WRITTEN REQUEST
Quote, verbatim, all material below, without pictures.

EXTRACTED INFORMATION
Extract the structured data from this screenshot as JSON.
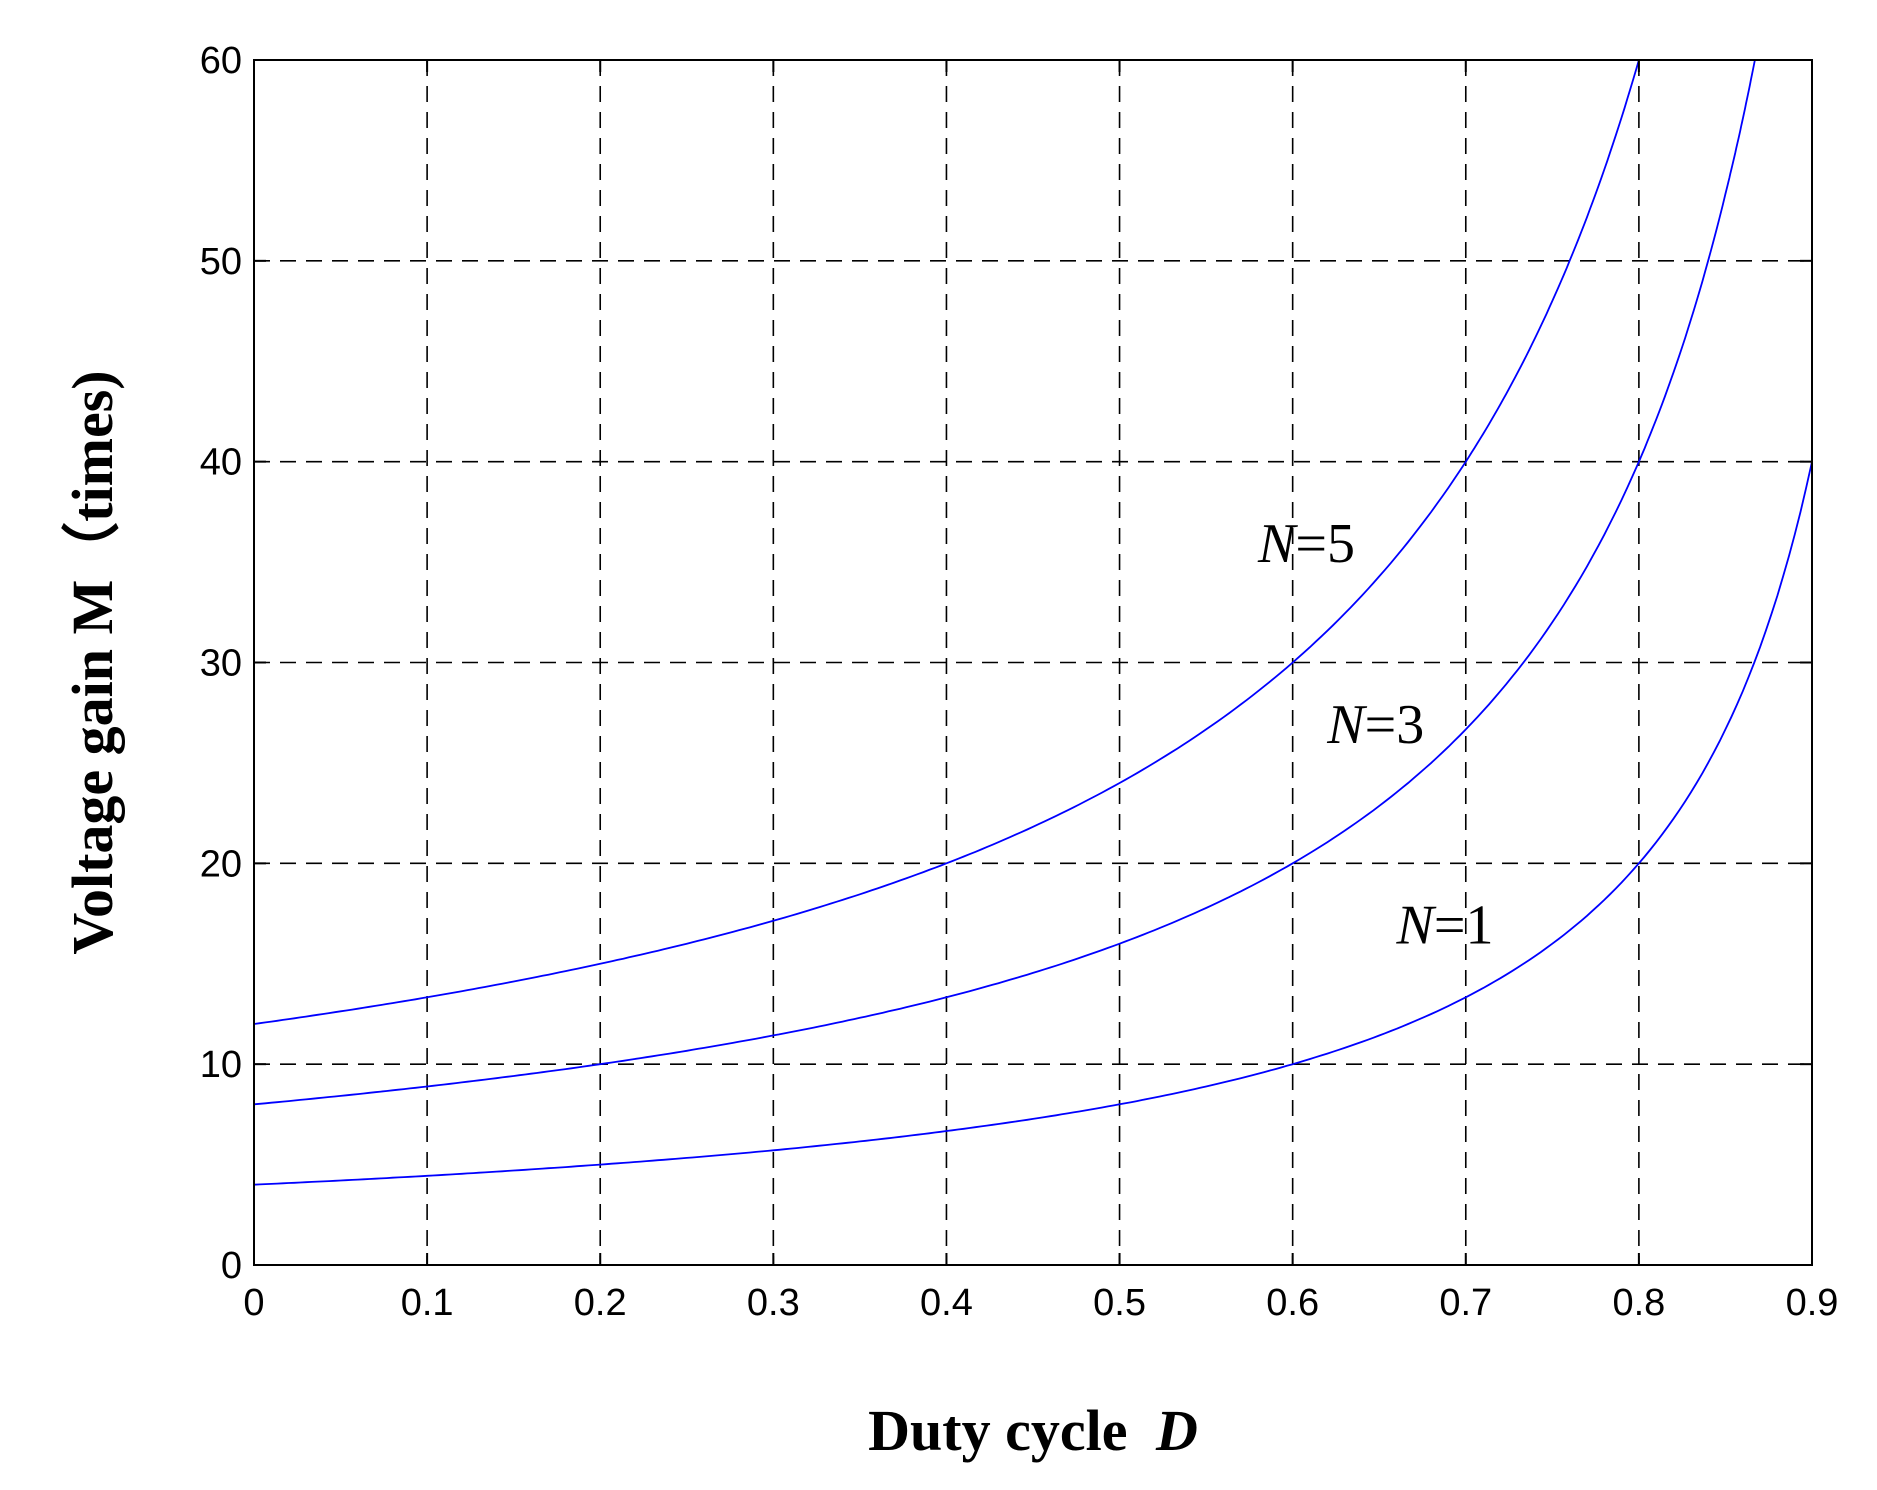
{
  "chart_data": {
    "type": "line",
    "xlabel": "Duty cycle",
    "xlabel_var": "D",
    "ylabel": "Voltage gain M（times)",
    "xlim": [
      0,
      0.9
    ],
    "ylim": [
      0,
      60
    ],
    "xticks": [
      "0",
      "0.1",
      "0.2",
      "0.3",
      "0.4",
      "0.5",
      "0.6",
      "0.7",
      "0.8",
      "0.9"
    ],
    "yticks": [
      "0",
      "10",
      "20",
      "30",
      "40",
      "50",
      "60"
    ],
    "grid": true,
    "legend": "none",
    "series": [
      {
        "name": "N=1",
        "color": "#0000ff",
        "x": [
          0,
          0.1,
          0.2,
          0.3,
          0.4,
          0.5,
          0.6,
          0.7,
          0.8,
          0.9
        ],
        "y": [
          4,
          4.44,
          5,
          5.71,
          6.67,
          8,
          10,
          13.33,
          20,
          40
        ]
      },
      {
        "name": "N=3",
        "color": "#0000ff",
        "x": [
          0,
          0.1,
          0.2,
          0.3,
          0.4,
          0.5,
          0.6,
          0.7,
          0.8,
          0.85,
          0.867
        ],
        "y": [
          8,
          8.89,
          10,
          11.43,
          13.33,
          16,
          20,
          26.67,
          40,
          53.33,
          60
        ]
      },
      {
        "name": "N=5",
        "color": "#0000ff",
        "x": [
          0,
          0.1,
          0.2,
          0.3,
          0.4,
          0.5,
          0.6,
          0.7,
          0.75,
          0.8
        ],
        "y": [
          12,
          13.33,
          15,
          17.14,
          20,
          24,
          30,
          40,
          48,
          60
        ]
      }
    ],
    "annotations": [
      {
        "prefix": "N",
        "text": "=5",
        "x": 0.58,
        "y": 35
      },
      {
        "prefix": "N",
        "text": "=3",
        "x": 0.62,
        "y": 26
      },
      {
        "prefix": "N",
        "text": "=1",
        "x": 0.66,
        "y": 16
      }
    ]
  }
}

EXPECTED ANSWER
Extract the structured data from this screenshot as JSON.
{
  "chart_data": {
    "type": "line",
    "xlabel": "Duty cycle",
    "xlabel_var": "D",
    "ylabel": "Voltage gain M（times)",
    "xlim": [
      0,
      0.9
    ],
    "ylim": [
      0,
      60
    ],
    "xticks": [
      "0",
      "0.1",
      "0.2",
      "0.3",
      "0.4",
      "0.5",
      "0.6",
      "0.7",
      "0.8",
      "0.9"
    ],
    "yticks": [
      "0",
      "10",
      "20",
      "30",
      "40",
      "50",
      "60"
    ],
    "grid": true,
    "legend": "none",
    "series": [
      {
        "name": "N=1",
        "color": "#0000ff",
        "x": [
          0,
          0.1,
          0.2,
          0.3,
          0.4,
          0.5,
          0.6,
          0.7,
          0.8,
          0.9
        ],
        "y": [
          4,
          4.44,
          5,
          5.71,
          6.67,
          8,
          10,
          13.33,
          20,
          40
        ]
      },
      {
        "name": "N=3",
        "color": "#0000ff",
        "x": [
          0,
          0.1,
          0.2,
          0.3,
          0.4,
          0.5,
          0.6,
          0.7,
          0.8,
          0.85,
          0.867
        ],
        "y": [
          8,
          8.89,
          10,
          11.43,
          13.33,
          16,
          20,
          26.67,
          40,
          53.33,
          60
        ]
      },
      {
        "name": "N=5",
        "color": "#0000ff",
        "x": [
          0,
          0.1,
          0.2,
          0.3,
          0.4,
          0.5,
          0.6,
          0.7,
          0.75,
          0.8
        ],
        "y": [
          12,
          13.33,
          15,
          17.14,
          20,
          24,
          30,
          40,
          48,
          60
        ]
      }
    ],
    "annotations": [
      {
        "prefix": "N",
        "text": "=5",
        "x": 0.58,
        "y": 35
      },
      {
        "prefix": "N",
        "text": "=3",
        "x": 0.62,
        "y": 26
      },
      {
        "prefix": "N",
        "text": "=1",
        "x": 0.66,
        "y": 16
      }
    ]
  }
}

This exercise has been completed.